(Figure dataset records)
▬▬▬▬▬▬▬▬▬▬

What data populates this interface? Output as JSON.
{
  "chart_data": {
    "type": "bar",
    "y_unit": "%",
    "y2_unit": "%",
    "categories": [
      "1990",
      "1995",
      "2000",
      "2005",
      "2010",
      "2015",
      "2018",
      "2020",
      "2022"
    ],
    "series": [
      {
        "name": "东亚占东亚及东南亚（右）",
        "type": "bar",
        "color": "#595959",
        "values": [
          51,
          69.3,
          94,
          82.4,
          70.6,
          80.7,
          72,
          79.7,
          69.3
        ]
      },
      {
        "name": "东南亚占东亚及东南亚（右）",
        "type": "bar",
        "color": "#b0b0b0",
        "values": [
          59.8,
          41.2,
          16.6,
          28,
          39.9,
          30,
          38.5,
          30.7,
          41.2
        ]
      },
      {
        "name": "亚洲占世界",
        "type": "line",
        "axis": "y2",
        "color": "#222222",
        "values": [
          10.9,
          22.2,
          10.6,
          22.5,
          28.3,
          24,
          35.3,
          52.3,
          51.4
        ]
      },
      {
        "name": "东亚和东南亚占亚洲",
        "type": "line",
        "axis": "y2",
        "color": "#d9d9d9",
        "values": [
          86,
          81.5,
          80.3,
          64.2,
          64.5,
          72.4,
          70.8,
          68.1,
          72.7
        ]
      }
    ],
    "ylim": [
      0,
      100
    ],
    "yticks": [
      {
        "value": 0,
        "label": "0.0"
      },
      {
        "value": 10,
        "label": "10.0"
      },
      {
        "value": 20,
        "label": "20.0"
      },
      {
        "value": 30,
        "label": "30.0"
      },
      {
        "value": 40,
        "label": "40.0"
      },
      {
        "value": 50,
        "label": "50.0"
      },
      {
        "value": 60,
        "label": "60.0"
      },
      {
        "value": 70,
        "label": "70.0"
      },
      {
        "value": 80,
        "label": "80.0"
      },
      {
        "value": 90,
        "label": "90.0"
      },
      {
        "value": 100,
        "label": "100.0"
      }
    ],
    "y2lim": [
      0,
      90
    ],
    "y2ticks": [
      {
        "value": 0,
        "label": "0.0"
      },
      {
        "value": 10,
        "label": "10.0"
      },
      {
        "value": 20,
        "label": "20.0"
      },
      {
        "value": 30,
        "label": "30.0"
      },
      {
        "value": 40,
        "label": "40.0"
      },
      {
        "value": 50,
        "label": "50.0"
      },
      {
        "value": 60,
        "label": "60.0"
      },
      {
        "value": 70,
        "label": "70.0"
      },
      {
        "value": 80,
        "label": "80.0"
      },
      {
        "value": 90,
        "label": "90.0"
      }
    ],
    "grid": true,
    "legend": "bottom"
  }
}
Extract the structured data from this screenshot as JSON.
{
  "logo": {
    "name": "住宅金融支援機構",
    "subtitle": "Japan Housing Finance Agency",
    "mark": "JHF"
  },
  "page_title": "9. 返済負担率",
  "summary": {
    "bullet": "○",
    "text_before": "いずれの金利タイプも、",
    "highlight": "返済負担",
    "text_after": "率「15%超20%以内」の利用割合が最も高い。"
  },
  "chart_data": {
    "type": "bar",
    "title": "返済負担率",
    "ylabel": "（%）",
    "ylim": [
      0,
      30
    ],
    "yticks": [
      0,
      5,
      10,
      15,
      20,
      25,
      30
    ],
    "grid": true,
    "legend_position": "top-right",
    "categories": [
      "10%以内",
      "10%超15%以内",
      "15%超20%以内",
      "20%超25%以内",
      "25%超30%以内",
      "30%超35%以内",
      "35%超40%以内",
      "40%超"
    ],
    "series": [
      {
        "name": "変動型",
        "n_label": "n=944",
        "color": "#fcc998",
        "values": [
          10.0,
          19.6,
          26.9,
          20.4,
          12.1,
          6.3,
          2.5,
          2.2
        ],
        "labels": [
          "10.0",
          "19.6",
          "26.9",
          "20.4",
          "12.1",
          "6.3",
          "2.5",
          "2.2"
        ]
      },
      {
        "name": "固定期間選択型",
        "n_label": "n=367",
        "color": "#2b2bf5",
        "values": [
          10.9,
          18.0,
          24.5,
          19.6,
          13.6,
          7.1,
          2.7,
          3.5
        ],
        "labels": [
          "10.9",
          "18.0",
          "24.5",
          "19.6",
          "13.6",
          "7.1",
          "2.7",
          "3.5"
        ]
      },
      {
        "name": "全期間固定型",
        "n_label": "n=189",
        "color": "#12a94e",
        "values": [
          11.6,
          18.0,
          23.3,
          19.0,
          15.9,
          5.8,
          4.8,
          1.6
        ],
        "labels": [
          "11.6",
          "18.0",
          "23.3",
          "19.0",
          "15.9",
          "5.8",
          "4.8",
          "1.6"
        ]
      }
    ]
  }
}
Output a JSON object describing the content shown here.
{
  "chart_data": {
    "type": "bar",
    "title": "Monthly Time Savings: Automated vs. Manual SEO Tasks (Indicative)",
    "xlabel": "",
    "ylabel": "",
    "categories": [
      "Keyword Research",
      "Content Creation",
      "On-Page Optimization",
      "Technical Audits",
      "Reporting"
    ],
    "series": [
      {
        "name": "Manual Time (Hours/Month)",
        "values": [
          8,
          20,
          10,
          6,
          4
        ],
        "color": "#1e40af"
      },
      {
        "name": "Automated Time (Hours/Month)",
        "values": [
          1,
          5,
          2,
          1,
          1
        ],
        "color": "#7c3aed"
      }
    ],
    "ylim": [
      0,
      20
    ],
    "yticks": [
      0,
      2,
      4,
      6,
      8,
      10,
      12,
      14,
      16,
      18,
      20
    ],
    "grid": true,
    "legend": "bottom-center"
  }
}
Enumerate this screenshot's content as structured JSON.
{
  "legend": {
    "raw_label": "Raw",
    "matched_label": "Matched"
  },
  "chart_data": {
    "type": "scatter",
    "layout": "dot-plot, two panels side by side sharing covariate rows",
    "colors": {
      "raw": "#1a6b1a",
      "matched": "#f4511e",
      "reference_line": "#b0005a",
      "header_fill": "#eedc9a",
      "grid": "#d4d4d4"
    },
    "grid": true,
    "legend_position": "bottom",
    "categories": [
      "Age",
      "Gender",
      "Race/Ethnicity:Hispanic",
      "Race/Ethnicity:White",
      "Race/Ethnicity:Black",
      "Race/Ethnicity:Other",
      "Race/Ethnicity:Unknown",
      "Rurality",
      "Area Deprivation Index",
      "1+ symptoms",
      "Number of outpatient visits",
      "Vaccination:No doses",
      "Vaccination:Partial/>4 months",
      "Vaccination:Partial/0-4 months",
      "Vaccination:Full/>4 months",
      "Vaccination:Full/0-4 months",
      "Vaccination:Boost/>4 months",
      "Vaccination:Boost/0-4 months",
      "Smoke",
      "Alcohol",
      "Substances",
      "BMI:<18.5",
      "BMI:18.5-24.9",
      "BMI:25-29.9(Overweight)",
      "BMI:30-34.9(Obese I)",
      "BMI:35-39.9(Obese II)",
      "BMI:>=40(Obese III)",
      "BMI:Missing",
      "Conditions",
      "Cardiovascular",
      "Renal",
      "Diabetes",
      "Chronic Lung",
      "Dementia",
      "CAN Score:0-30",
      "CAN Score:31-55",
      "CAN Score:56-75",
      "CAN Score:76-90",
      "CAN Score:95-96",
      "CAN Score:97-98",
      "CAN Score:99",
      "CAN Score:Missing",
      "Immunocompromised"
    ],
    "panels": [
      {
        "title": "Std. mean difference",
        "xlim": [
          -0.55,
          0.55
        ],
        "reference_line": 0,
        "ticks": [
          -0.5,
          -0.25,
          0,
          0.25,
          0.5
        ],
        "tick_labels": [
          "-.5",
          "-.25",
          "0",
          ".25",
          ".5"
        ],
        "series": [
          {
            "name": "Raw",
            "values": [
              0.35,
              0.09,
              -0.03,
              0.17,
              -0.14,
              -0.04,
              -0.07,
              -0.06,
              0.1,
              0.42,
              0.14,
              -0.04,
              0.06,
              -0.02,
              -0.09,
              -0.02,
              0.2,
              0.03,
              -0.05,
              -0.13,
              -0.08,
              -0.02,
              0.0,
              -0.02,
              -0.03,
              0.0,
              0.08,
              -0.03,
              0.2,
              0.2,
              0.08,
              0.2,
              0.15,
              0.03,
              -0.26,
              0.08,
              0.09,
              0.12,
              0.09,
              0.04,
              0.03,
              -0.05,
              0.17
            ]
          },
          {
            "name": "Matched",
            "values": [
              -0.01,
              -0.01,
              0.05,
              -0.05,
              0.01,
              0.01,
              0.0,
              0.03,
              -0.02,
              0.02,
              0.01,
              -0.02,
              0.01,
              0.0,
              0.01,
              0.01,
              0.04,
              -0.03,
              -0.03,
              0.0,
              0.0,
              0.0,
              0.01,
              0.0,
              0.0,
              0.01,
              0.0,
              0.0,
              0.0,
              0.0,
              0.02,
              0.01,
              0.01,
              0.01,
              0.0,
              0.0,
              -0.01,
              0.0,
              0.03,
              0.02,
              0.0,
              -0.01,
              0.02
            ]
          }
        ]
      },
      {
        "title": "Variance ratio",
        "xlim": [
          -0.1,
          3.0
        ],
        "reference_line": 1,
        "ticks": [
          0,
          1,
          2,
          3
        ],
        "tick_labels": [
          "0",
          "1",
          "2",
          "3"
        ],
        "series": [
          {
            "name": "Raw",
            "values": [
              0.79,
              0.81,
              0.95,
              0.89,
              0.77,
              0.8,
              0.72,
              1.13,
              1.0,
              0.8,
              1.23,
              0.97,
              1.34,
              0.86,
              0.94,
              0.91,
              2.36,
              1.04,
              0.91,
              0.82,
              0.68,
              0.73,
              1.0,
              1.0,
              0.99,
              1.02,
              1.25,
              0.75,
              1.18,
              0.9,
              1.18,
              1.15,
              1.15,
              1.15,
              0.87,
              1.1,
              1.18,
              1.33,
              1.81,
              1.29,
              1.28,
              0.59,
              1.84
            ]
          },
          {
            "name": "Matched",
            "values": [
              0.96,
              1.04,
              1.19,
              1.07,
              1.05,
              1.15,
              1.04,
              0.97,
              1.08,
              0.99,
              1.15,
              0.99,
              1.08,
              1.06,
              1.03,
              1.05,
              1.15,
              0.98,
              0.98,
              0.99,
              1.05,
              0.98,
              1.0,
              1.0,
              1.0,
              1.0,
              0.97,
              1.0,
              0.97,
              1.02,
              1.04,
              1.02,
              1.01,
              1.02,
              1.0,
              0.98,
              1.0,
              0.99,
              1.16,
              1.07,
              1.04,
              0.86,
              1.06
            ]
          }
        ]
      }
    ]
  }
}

▬▬▬▬▬▬▬▬▬▬

→ **GOAL**:
In the listing, find every line containing the word "Output" and list it.

→ **ANSWER TO THIS TASK**:
What data populates this interface? Output as JSON.
Output a JSON object describing the content shown here.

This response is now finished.